- _TASK INSTRUCTIONS_
Copy out each line below that has the word "thumbs" in it.

- _DATA IN THIS EXERCISE_
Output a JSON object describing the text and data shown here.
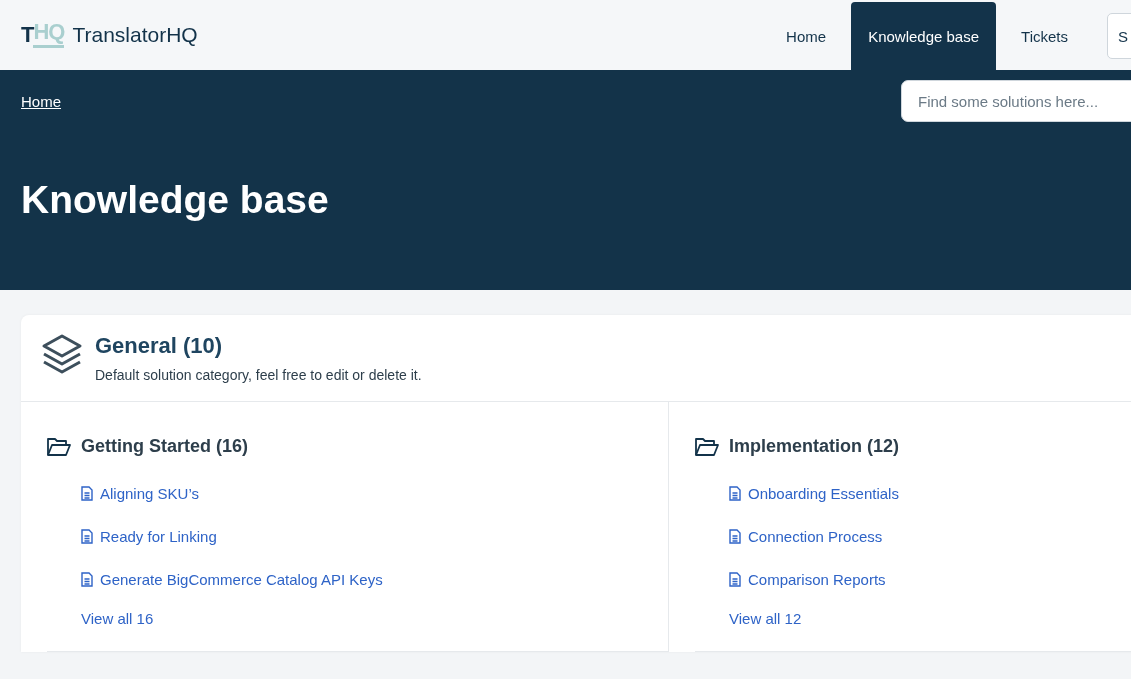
{
  "header": {
    "logo": {
      "mark_dark": "T",
      "mark_light": "HQ",
      "name": "TranslatorHQ"
    },
    "nav": [
      {
        "label": "Home",
        "selected": false
      },
      {
        "label": "Knowledge base",
        "selected": true
      },
      {
        "label": "Tickets",
        "selected": false
      }
    ],
    "cut_button": "S"
  },
  "hero": {
    "breadcrumb": "Home",
    "search": {
      "placeholder": "Find some solutions here..."
    },
    "title": "Knowledge base"
  },
  "category": {
    "title": "General (10)",
    "description": "Default solution category, feel free to edit or delete it.",
    "folders": [
      {
        "title": "Getting Started (16)",
        "articles": [
          "Aligning SKU’s",
          "Ready for Linking",
          "Generate BigCommerce Catalog API Keys"
        ],
        "view_all": "View all 16"
      },
      {
        "title": "Implementation (12)",
        "articles": [
          "Onboarding Essentials",
          "Connection Process",
          "Comparison Reports"
        ],
        "view_all": "View all 12"
      }
    ]
  }
}
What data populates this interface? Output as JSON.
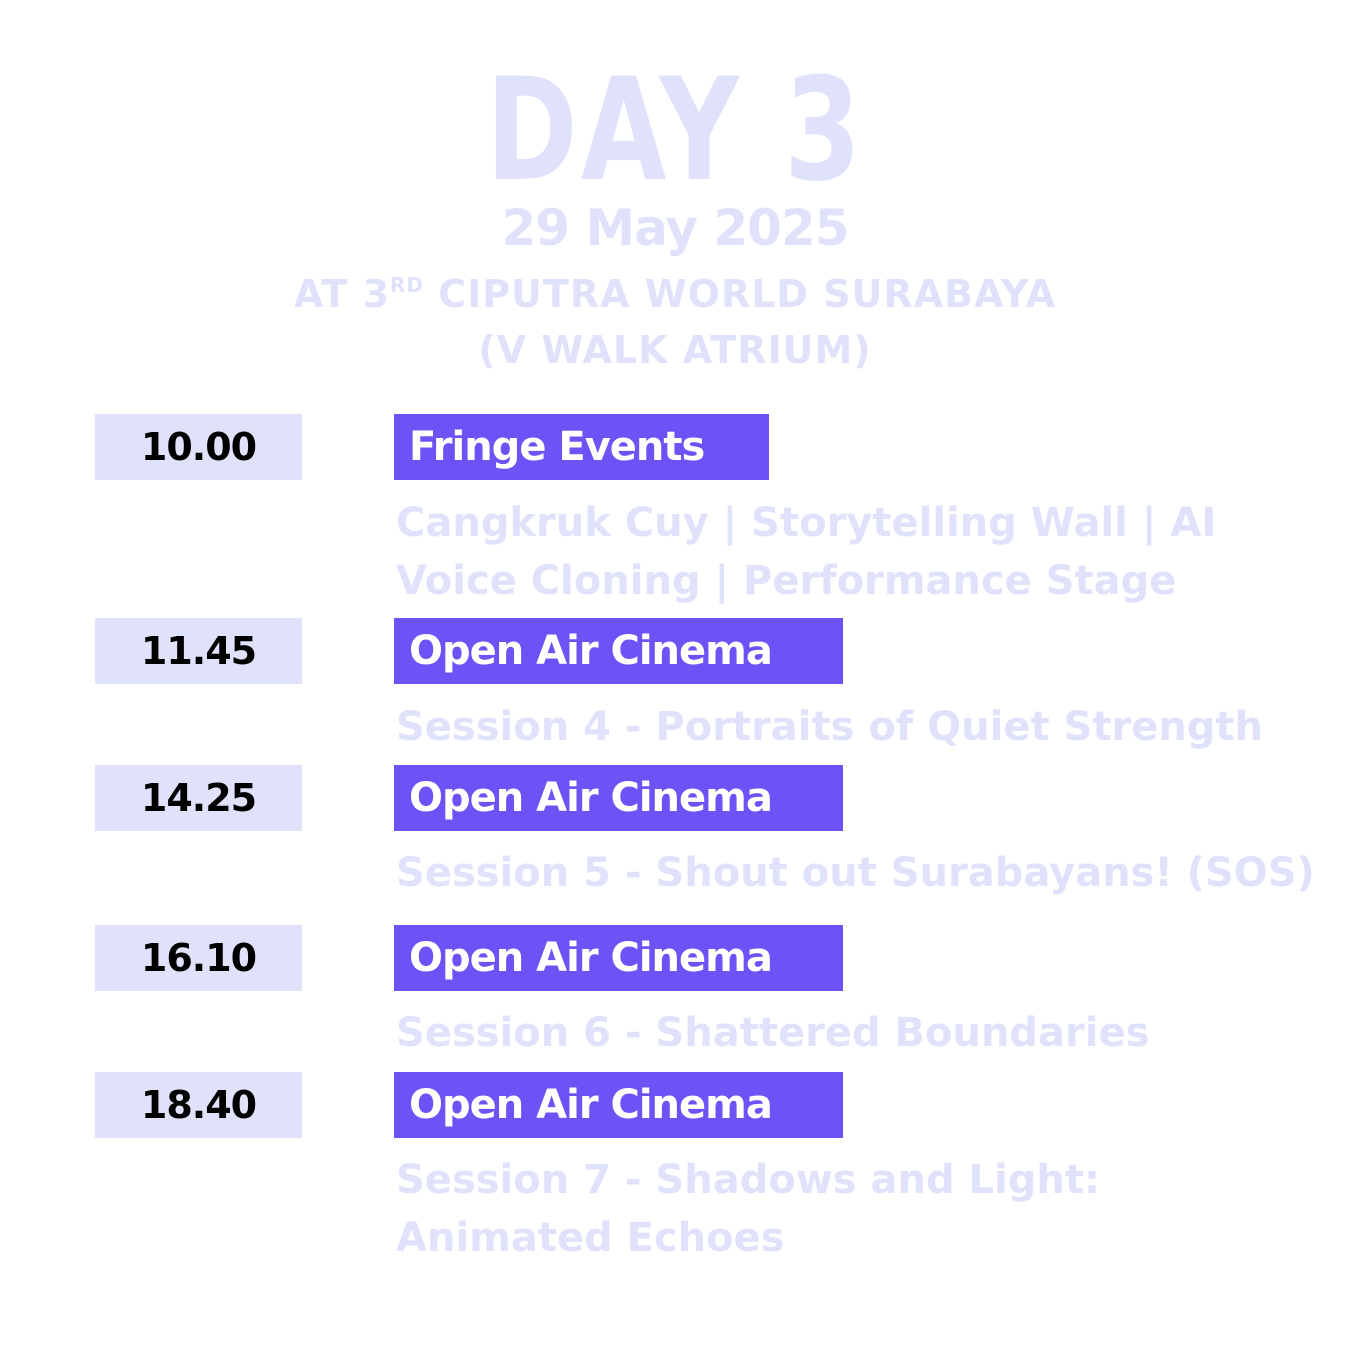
{
  "header": {
    "title": "DAY 3",
    "date": "29 May 2025",
    "venue_prefix": "AT 3",
    "venue_superscript": "RD",
    "venue_suffix": " CIPUTRA WORLD SURABAYA",
    "venue_line2": "(V WALK ATRIUM)"
  },
  "colors": {
    "accent": "#6d52f5",
    "pale": "#e0e2fb",
    "time_text": "#000000"
  },
  "schedule": [
    {
      "time": "10.00",
      "event": "Fringe Events",
      "description": [
        "Cangkruk Cuy | Storytelling Wall | AI",
        "Voice Cloning | Performance Stage"
      ]
    },
    {
      "time": "11.45",
      "event": "Open Air Cinema",
      "description": [
        "Session 4 - Portraits of Quiet Strength"
      ]
    },
    {
      "time": "14.25",
      "event": "Open Air Cinema",
      "description": [
        "Session 5 - Shout out Surabayans! (SOS)"
      ]
    },
    {
      "time": "16.10",
      "event": "Open Air Cinema",
      "description": [
        "Session 6 - Shattered Boundaries"
      ]
    },
    {
      "time": "18.40",
      "event": "Open Air Cinema",
      "description": [
        "Session 7 - Shadows and Light:",
        "Animated Echoes"
      ]
    }
  ]
}
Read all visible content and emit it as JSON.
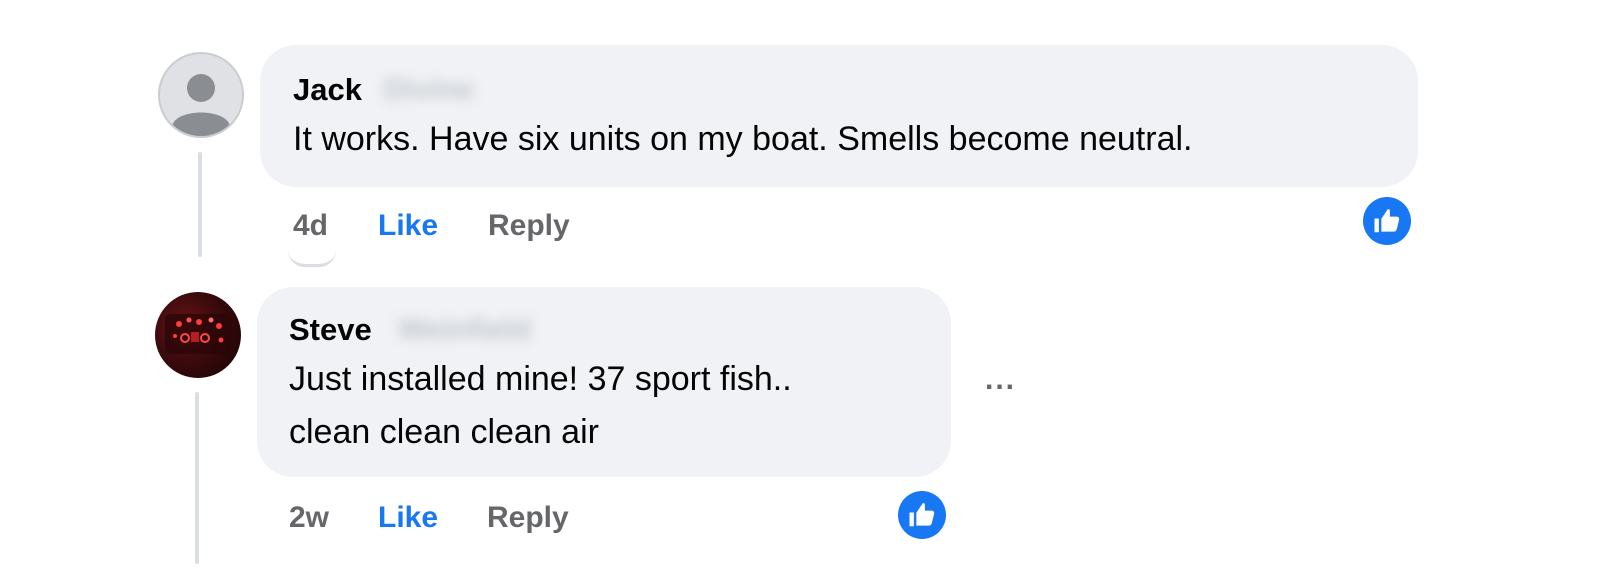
{
  "comments": [
    {
      "author_first": "Jack",
      "author_last": "Divine",
      "text_lines": [
        "It works. Have six units on my boat. Smells become neutral."
      ],
      "time": "4d",
      "like_label": "Like",
      "reply_label": "Reply",
      "avatar": "default-person-icon",
      "reaction": "thumbs-up"
    },
    {
      "author_first": "Steve",
      "author_last": "Weinfield",
      "text_lines": [
        "Just installed mine! 37 sport fish..",
        "clean clean clean air"
      ],
      "time": "2w",
      "like_label": "Like",
      "reply_label": "Reply",
      "avatar": "photo-dashboard-lights",
      "reaction": "thumbs-up",
      "more_options": "..."
    }
  ],
  "colors": {
    "bubble": "#f0f2f5",
    "like_blue": "#1877f2",
    "meta_gray": "#65676b",
    "thread_line": "#dadde1"
  }
}
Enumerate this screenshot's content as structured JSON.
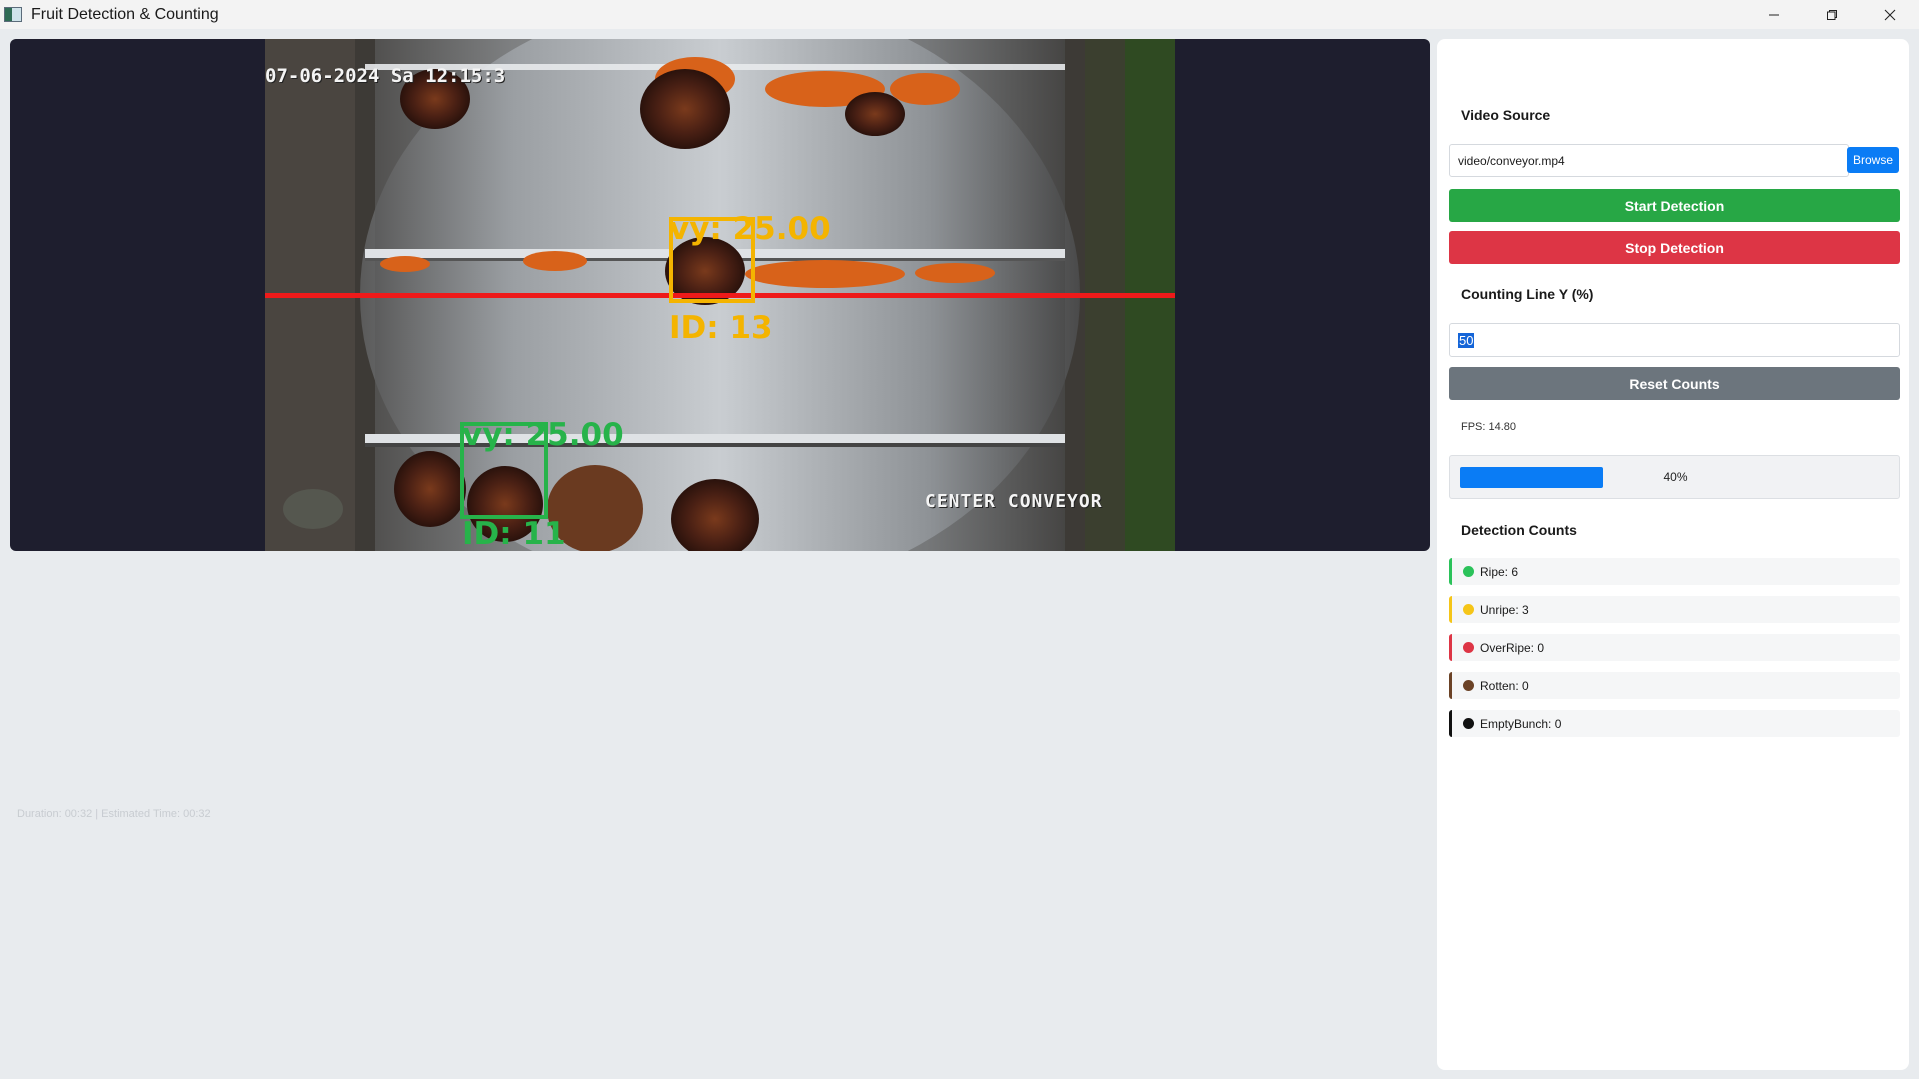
{
  "window": {
    "title": "Fruit Detection & Counting",
    "controls": [
      "minimize-icon",
      "restore-icon",
      "close-icon"
    ]
  },
  "video": {
    "timestamp_overlay": "07-06-2024 Sa 12:15:3",
    "camera_label": "CENTER CONVEYOR",
    "counting_line_color": "#ee1a1a",
    "tracks": [
      {
        "vy_label": "vy: 25.00",
        "id_label": "ID: 13",
        "color": "#f4b400"
      },
      {
        "vy_label": "vy: 25.00",
        "id_label": "ID: 11",
        "color": "#27b34a"
      }
    ]
  },
  "status": {
    "duration_text": "Duration: 00:32 | Estimated Time: 00:32"
  },
  "sidebar": {
    "video_source_title": "Video Source",
    "video_path": "video/conveyor.mp4",
    "browse_label": "Browse",
    "start_label": "Start Detection",
    "stop_label": "Stop Detection",
    "counting_line_title": "Counting Line Y (%)",
    "counting_line_value": "50",
    "reset_label": "Reset Counts",
    "fps_text": "FPS: 14.80",
    "progress": {
      "fraction": 0.4,
      "label": "40%"
    },
    "detection_counts_title": "Detection Counts",
    "counts": [
      {
        "label": "Ripe: 6",
        "color": "#2bc25a"
      },
      {
        "label": "Unripe: 3",
        "color": "#f5c518"
      },
      {
        "label": "OverRipe: 0",
        "color": "#dd3545"
      },
      {
        "label": "Rotten: 0",
        "color": "#6b4226"
      },
      {
        "label": "EmptyBunch: 0",
        "color": "#111111"
      }
    ]
  },
  "colors": {
    "accent_blue": "#0a7cf5",
    "start_green": "#27a745",
    "stop_red": "#dd3545",
    "reset_gray": "#6c757d"
  }
}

- _THE COMPLETED TASK_
      "reaction": "thumbs-up"
      "reaction": "thumbs-up",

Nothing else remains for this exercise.